- _EXERCISE DESCRIPTION_
Repeat every entry word for word, but leave the images out of your copy.

- _INPUT_

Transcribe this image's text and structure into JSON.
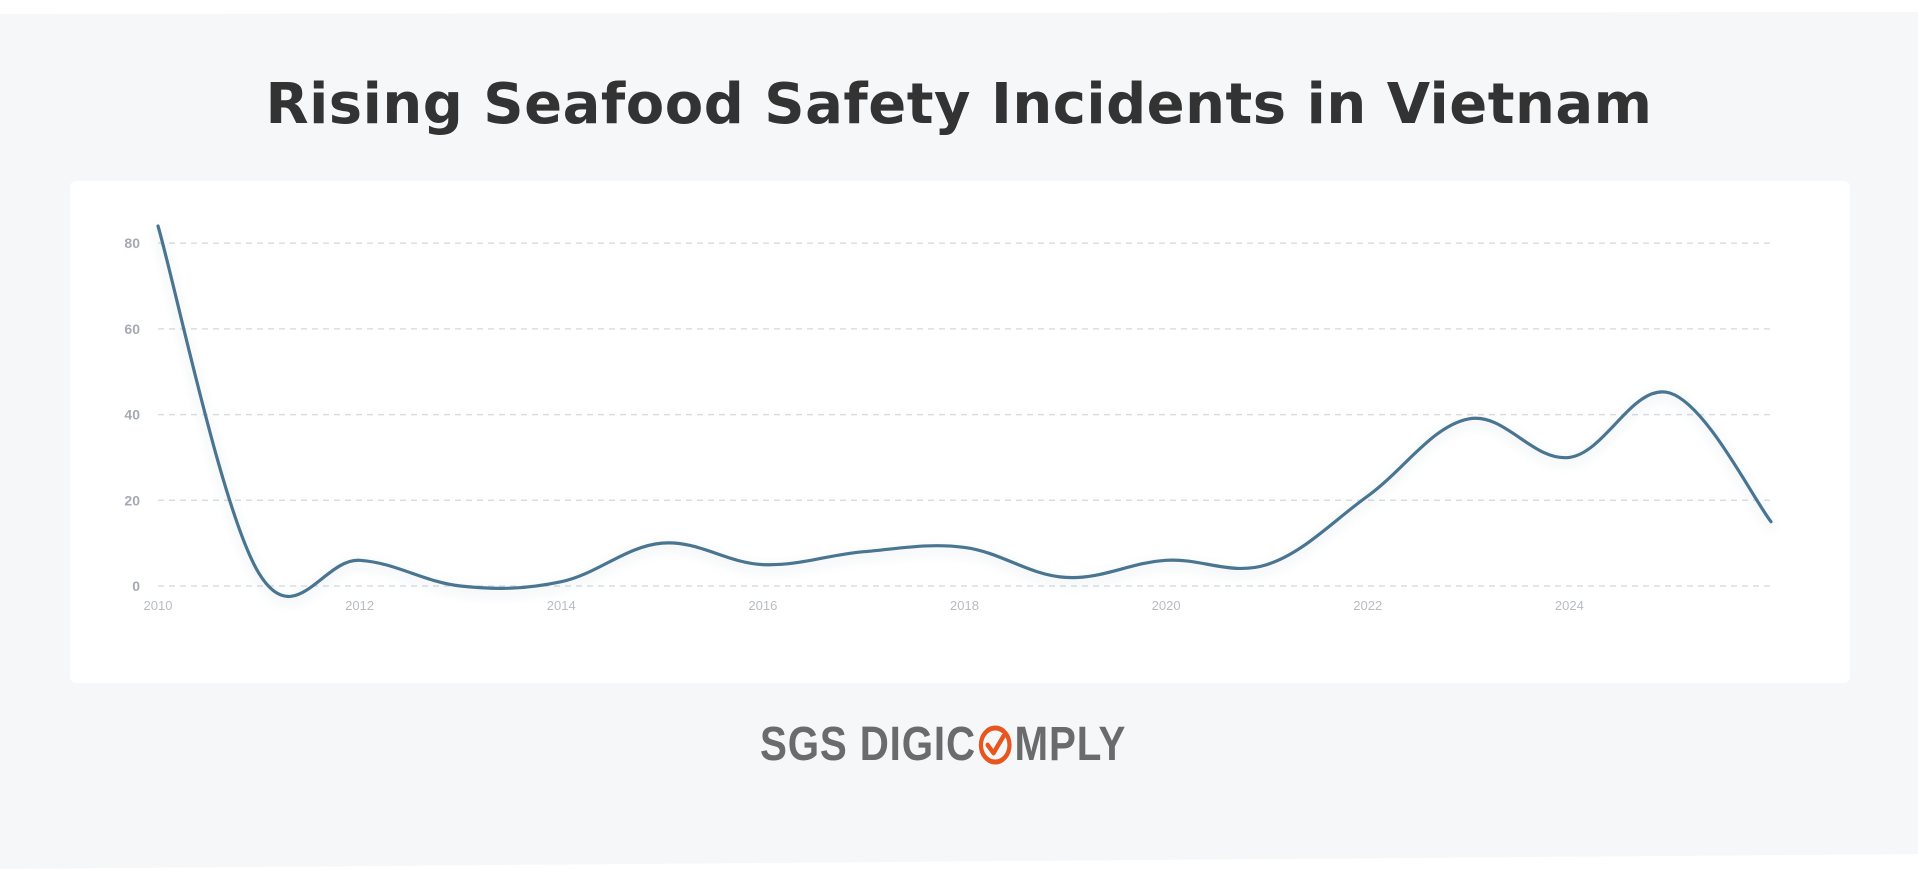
{
  "title": "Rising Seafood Safety Incidents in Vietnam",
  "logo": {
    "text_left": "SGS DIGIC",
    "text_right": "MPLY",
    "mark_icon": "check-circle-icon",
    "text_color": "#6b6b6b",
    "mark_color": "#e8561f"
  },
  "chart_data": {
    "type": "line",
    "title": "Rising Seafood Safety Incidents in Vietnam",
    "xlabel": "",
    "ylabel": "",
    "x": [
      2010,
      2011,
      2012,
      2013,
      2014,
      2015,
      2016,
      2017,
      2018,
      2019,
      2020,
      2021,
      2022,
      2023,
      2024,
      2025,
      2026
    ],
    "values": [
      84,
      3,
      6,
      0,
      1,
      10,
      5,
      8,
      9,
      2,
      6,
      5,
      21,
      39,
      30,
      45,
      15
    ],
    "xticks": [
      "2010",
      "2012",
      "2014",
      "2016",
      "2018",
      "2020",
      "2022",
      "2024"
    ],
    "xtick_values": [
      2010,
      2012,
      2014,
      2016,
      2018,
      2020,
      2022,
      2024
    ],
    "yticks": [
      "0",
      "20",
      "40",
      "60",
      "80"
    ],
    "ytick_values": [
      0,
      20,
      40,
      60,
      80
    ],
    "ylim": [
      0,
      84
    ],
    "xlim": [
      2010,
      2026
    ],
    "grid": true,
    "line_color": "#4a7491",
    "grid_color": "#d9dde2",
    "tick_color": "#a5aab2"
  }
}
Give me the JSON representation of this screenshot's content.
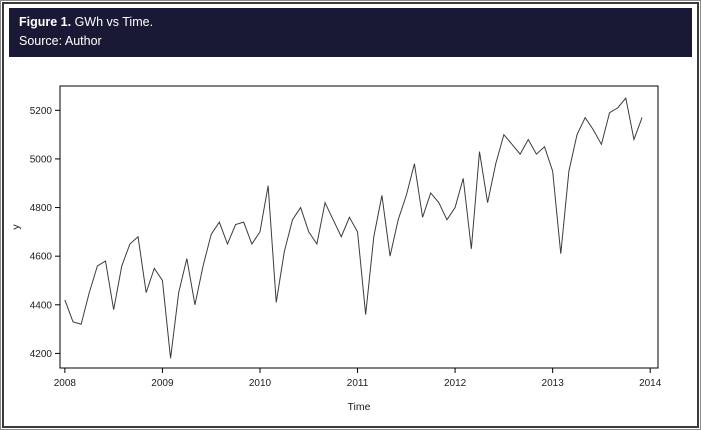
{
  "header": {
    "figure_label": "Figure 1.",
    "figure_title": " GWh vs Time.",
    "source": "Source: Author",
    "bar_color": "#191936"
  },
  "chart_data": {
    "type": "line",
    "title": "GWh vs Time",
    "xlabel": "Time",
    "ylabel": "y",
    "line_color": "#3c3c3c",
    "axis_color": "#000000",
    "x_start": 2008,
    "points_per_year": 12,
    "x_ticks": [
      2008,
      2009,
      2010,
      2011,
      2012,
      2013,
      2014
    ],
    "y_ticks": [
      4200,
      4400,
      4600,
      4800,
      5000,
      5200
    ],
    "xlim": [
      2007.95,
      2014.08
    ],
    "ylim": [
      4140,
      5300
    ],
    "grid": false,
    "legend": "none",
    "values": [
      4420,
      4330,
      4320,
      4450,
      4560,
      4580,
      4380,
      4560,
      4650,
      4680,
      4450,
      4550,
      4500,
      4180,
      4450,
      4590,
      4400,
      4560,
      4690,
      4740,
      4650,
      4730,
      4740,
      4650,
      4700,
      4890,
      4410,
      4620,
      4750,
      4800,
      4700,
      4650,
      4820,
      4750,
      4680,
      4760,
      4700,
      4360,
      4680,
      4850,
      4600,
      4750,
      4850,
      4980,
      4760,
      4860,
      4820,
      4750,
      4800,
      4920,
      4630,
      5030,
      4820,
      4980,
      5100,
      5060,
      5020,
      5080,
      5020,
      5050,
      4950,
      4610,
      4950,
      5100,
      5170,
      5120,
      5060,
      5190,
      5210,
      5250,
      5080,
      5170
    ]
  }
}
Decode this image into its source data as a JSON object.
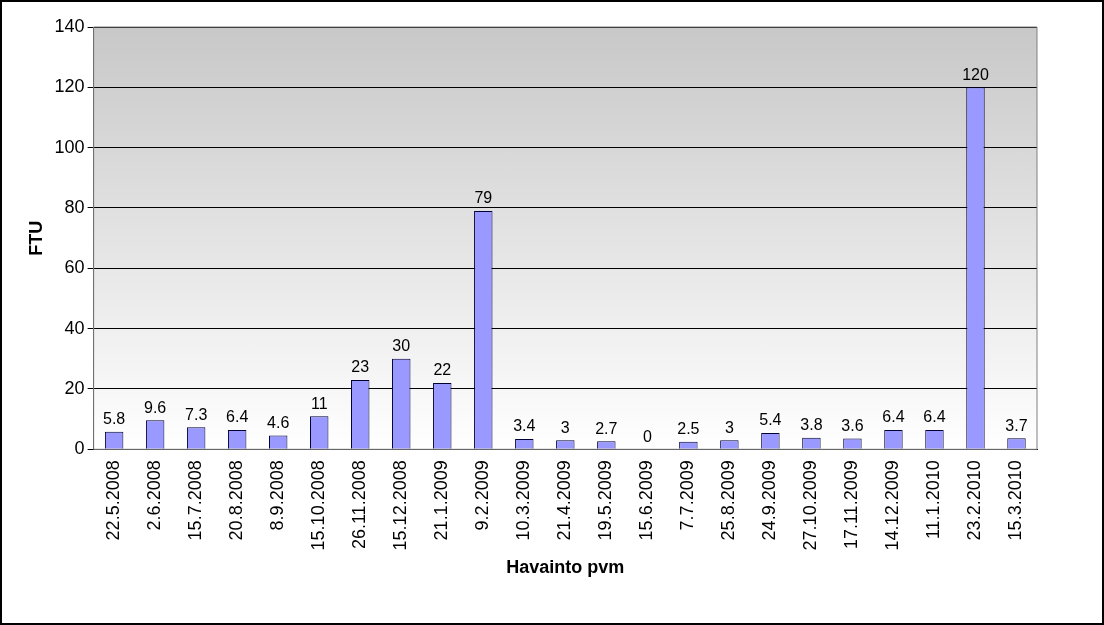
{
  "chart_data": {
    "type": "bar",
    "xlabel": "Havainto pvm",
    "ylabel": "FTU",
    "categories": [
      "22.5.2008",
      "2.6.2008",
      "15.7.2008",
      "20.8.2008",
      "8.9.2008",
      "15.10.2008",
      "26.11.2008",
      "15.12.2008",
      "21.1.2009",
      "9.2.2009",
      "10.3.2009",
      "21.4.2009",
      "19.5.2009",
      "15.6.2009",
      "7.7.2009",
      "25.8.2009",
      "24.9.2009",
      "27.10.2009",
      "17.11.2009",
      "14.12.2009",
      "11.1.2010",
      "23.2.2010",
      "15.3.2010"
    ],
    "values": [
      5.8,
      9.6,
      7.3,
      6.4,
      4.6,
      11,
      23,
      30,
      22,
      79,
      3.4,
      3,
      2.7,
      0,
      2.5,
      3,
      5.4,
      3.8,
      3.6,
      6.4,
      6.4,
      120,
      3.7
    ],
    "color": "#9999ff",
    "ylim": [
      0,
      140
    ],
    "yticks": [
      0,
      20,
      40,
      60,
      80,
      100,
      120,
      140
    ],
    "grid": "y",
    "data_labels": true
  }
}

- _EXERCISE RESULT_
Transcribe this image's text and structure into JSON.
{
  "title": "Rising Seafood Safety Incidents in Vietnam",
  "logo": {
    "text_left": "SGS DIGIC",
    "text_right": "MPLY",
    "mark_icon": "check-circle-icon",
    "text_color": "#6b6b6b",
    "mark_color": "#e8561f"
  },
  "chart_data": {
    "type": "line",
    "title": "Rising Seafood Safety Incidents in Vietnam",
    "xlabel": "",
    "ylabel": "",
    "x": [
      2010,
      2011,
      2012,
      2013,
      2014,
      2015,
      2016,
      2017,
      2018,
      2019,
      2020,
      2021,
      2022,
      2023,
      2024,
      2025,
      2026
    ],
    "values": [
      84,
      3,
      6,
      0,
      1,
      10,
      5,
      8,
      9,
      2,
      6,
      5,
      21,
      39,
      30,
      45,
      15
    ],
    "xticks": [
      "2010",
      "2012",
      "2014",
      "2016",
      "2018",
      "2020",
      "2022",
      "2024"
    ],
    "xtick_values": [
      2010,
      2012,
      2014,
      2016,
      2018,
      2020,
      2022,
      2024
    ],
    "yticks": [
      "0",
      "20",
      "40",
      "60",
      "80"
    ],
    "ytick_values": [
      0,
      20,
      40,
      60,
      80
    ],
    "ylim": [
      0,
      84
    ],
    "xlim": [
      2010,
      2026
    ],
    "grid": true,
    "line_color": "#4a7491",
    "grid_color": "#d9dde2",
    "tick_color": "#a5aab2"
  }
}
Give me the JSON representation of this screenshot's content.
{
  "header": {
    "figure_label": "Figure 1.",
    "figure_title": " GWh vs Time.",
    "source": "Source: Author",
    "bar_color": "#191936"
  },
  "chart_data": {
    "type": "line",
    "title": "GWh vs Time",
    "xlabel": "Time",
    "ylabel": "y",
    "line_color": "#3c3c3c",
    "axis_color": "#000000",
    "x_start": 2008,
    "points_per_year": 12,
    "x_ticks": [
      2008,
      2009,
      2010,
      2011,
      2012,
      2013,
      2014
    ],
    "y_ticks": [
      4200,
      4400,
      4600,
      4800,
      5000,
      5200
    ],
    "xlim": [
      2007.95,
      2014.08
    ],
    "ylim": [
      4140,
      5300
    ],
    "grid": false,
    "legend": "none",
    "values": [
      4420,
      4330,
      4320,
      4450,
      4560,
      4580,
      4380,
      4560,
      4650,
      4680,
      4450,
      4550,
      4500,
      4180,
      4450,
      4590,
      4400,
      4560,
      4690,
      4740,
      4650,
      4730,
      4740,
      4650,
      4700,
      4890,
      4410,
      4620,
      4750,
      4800,
      4700,
      4650,
      4820,
      4750,
      4680,
      4760,
      4700,
      4360,
      4680,
      4850,
      4600,
      4750,
      4850,
      4980,
      4760,
      4860,
      4820,
      4750,
      4800,
      4920,
      4630,
      5030,
      4820,
      4980,
      5100,
      5060,
      5020,
      5080,
      5020,
      5050,
      4950,
      4610,
      4950,
      5100,
      5170,
      5120,
      5060,
      5190,
      5210,
      5250,
      5080,
      5170
    ]
  }
}
Decode this image into its source data as a JSON object.
{
  "chart_data": {
    "type": "bar",
    "xlabel": "Havainto pvm",
    "ylabel": "FTU",
    "categories": [
      "22.5.2008",
      "2.6.2008",
      "15.7.2008",
      "20.8.2008",
      "8.9.2008",
      "15.10.2008",
      "26.11.2008",
      "15.12.2008",
      "21.1.2009",
      "9.2.2009",
      "10.3.2009",
      "21.4.2009",
      "19.5.2009",
      "15.6.2009",
      "7.7.2009",
      "25.8.2009",
      "24.9.2009",
      "27.10.2009",
      "17.11.2009",
      "14.12.2009",
      "11.1.2010",
      "23.2.2010",
      "15.3.2010"
    ],
    "values": [
      5.8,
      9.6,
      7.3,
      6.4,
      4.6,
      11,
      23,
      30,
      22,
      79,
      3.4,
      3,
      2.7,
      0,
      2.5,
      3,
      5.4,
      3.8,
      3.6,
      6.4,
      6.4,
      120,
      3.7
    ],
    "color": "#9999ff",
    "ylim": [
      0,
      140
    ],
    "yticks": [
      0,
      20,
      40,
      60,
      80,
      100,
      120,
      140
    ],
    "grid": "y",
    "data_labels": true
  }
}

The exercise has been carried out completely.